---- DATA SUPPLIED

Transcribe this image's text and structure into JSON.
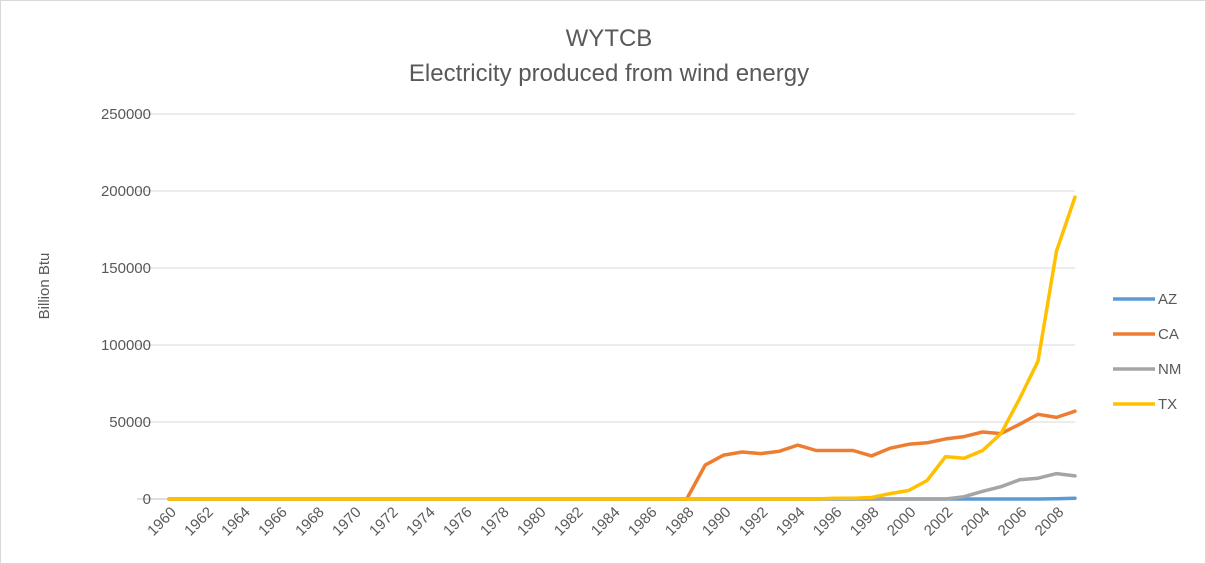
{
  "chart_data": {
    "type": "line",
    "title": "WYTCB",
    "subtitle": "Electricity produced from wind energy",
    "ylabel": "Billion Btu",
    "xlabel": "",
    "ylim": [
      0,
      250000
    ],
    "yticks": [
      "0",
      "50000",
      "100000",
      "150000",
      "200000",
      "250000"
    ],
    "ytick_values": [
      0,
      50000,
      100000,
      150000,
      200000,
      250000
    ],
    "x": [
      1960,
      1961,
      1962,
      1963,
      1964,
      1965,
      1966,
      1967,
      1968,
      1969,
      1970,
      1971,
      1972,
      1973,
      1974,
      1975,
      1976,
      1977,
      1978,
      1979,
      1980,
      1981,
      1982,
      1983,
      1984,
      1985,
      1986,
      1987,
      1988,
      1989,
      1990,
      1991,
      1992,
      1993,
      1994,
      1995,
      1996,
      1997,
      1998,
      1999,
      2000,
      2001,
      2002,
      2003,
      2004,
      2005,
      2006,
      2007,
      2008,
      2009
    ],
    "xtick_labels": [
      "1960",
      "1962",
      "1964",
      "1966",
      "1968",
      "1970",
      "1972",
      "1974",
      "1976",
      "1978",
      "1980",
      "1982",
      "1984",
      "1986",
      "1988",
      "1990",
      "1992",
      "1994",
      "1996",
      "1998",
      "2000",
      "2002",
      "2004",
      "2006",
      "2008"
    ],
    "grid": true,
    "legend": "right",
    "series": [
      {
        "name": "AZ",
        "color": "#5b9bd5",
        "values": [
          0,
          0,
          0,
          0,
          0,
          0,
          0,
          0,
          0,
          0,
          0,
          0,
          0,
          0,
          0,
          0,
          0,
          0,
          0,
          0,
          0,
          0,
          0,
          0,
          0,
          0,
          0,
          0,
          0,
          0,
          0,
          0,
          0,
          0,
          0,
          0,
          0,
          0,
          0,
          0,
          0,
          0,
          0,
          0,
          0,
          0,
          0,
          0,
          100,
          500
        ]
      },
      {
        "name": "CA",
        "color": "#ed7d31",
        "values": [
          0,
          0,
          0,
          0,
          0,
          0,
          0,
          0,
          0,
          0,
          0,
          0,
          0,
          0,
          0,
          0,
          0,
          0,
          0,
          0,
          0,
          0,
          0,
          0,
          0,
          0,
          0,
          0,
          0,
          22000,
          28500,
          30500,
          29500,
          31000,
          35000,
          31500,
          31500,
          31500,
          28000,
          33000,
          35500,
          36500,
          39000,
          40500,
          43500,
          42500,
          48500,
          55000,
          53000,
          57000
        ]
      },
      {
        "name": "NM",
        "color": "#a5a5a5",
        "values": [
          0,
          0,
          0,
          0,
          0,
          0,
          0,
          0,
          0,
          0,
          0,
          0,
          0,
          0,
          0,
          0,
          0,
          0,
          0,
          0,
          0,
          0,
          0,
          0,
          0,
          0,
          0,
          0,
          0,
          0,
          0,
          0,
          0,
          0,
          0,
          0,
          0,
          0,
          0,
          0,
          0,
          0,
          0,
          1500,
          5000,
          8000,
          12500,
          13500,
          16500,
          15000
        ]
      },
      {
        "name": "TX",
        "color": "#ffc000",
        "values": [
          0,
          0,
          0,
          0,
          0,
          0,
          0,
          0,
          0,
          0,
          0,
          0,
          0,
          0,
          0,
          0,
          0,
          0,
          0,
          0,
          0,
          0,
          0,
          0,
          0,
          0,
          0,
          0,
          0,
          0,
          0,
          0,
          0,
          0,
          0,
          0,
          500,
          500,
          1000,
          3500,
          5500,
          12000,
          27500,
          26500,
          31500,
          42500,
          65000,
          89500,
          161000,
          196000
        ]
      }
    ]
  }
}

--------

__DIRECTIONS FOR THIS TASK__: Leave out the pictures and output the rest of the material exactly as written.

__TASK RESULT__:
Transcribe this image's text and structure into JSON.
{
  "chart_data": {
    "type": "line",
    "title": "WYTCB",
    "subtitle": "Electricity produced from wind energy",
    "ylabel": "Billion Btu",
    "xlabel": "",
    "ylim": [
      0,
      250000
    ],
    "yticks": [
      "0",
      "50000",
      "100000",
      "150000",
      "200000",
      "250000"
    ],
    "ytick_values": [
      0,
      50000,
      100000,
      150000,
      200000,
      250000
    ],
    "x": [
      1960,
      1961,
      1962,
      1963,
      1964,
      1965,
      1966,
      1967,
      1968,
      1969,
      1970,
      1971,
      1972,
      1973,
      1974,
      1975,
      1976,
      1977,
      1978,
      1979,
      1980,
      1981,
      1982,
      1983,
      1984,
      1985,
      1986,
      1987,
      1988,
      1989,
      1990,
      1991,
      1992,
      1993,
      1994,
      1995,
      1996,
      1997,
      1998,
      1999,
      2000,
      2001,
      2002,
      2003,
      2004,
      2005,
      2006,
      2007,
      2008,
      2009
    ],
    "xtick_labels": [
      "1960",
      "1962",
      "1964",
      "1966",
      "1968",
      "1970",
      "1972",
      "1974",
      "1976",
      "1978",
      "1980",
      "1982",
      "1984",
      "1986",
      "1988",
      "1990",
      "1992",
      "1994",
      "1996",
      "1998",
      "2000",
      "2002",
      "2004",
      "2006",
      "2008"
    ],
    "grid": true,
    "legend": "right",
    "series": [
      {
        "name": "AZ",
        "color": "#5b9bd5",
        "values": [
          0,
          0,
          0,
          0,
          0,
          0,
          0,
          0,
          0,
          0,
          0,
          0,
          0,
          0,
          0,
          0,
          0,
          0,
          0,
          0,
          0,
          0,
          0,
          0,
          0,
          0,
          0,
          0,
          0,
          0,
          0,
          0,
          0,
          0,
          0,
          0,
          0,
          0,
          0,
          0,
          0,
          0,
          0,
          0,
          0,
          0,
          0,
          0,
          100,
          500
        ]
      },
      {
        "name": "CA",
        "color": "#ed7d31",
        "values": [
          0,
          0,
          0,
          0,
          0,
          0,
          0,
          0,
          0,
          0,
          0,
          0,
          0,
          0,
          0,
          0,
          0,
          0,
          0,
          0,
          0,
          0,
          0,
          0,
          0,
          0,
          0,
          0,
          0,
          22000,
          28500,
          30500,
          29500,
          31000,
          35000,
          31500,
          31500,
          31500,
          28000,
          33000,
          35500,
          36500,
          39000,
          40500,
          43500,
          42500,
          48500,
          55000,
          53000,
          57000
        ]
      },
      {
        "name": "NM",
        "color": "#a5a5a5",
        "values": [
          0,
          0,
          0,
          0,
          0,
          0,
          0,
          0,
          0,
          0,
          0,
          0,
          0,
          0,
          0,
          0,
          0,
          0,
          0,
          0,
          0,
          0,
          0,
          0,
          0,
          0,
          0,
          0,
          0,
          0,
          0,
          0,
          0,
          0,
          0,
          0,
          0,
          0,
          0,
          0,
          0,
          0,
          0,
          1500,
          5000,
          8000,
          12500,
          13500,
          16500,
          15000
        ]
      },
      {
        "name": "TX",
        "color": "#ffc000",
        "values": [
          0,
          0,
          0,
          0,
          0,
          0,
          0,
          0,
          0,
          0,
          0,
          0,
          0,
          0,
          0,
          0,
          0,
          0,
          0,
          0,
          0,
          0,
          0,
          0,
          0,
          0,
          0,
          0,
          0,
          0,
          0,
          0,
          0,
          0,
          0,
          0,
          500,
          500,
          1000,
          3500,
          5500,
          12000,
          27500,
          26500,
          31500,
          42500,
          65000,
          89500,
          161000,
          196000
        ]
      }
    ]
  }
}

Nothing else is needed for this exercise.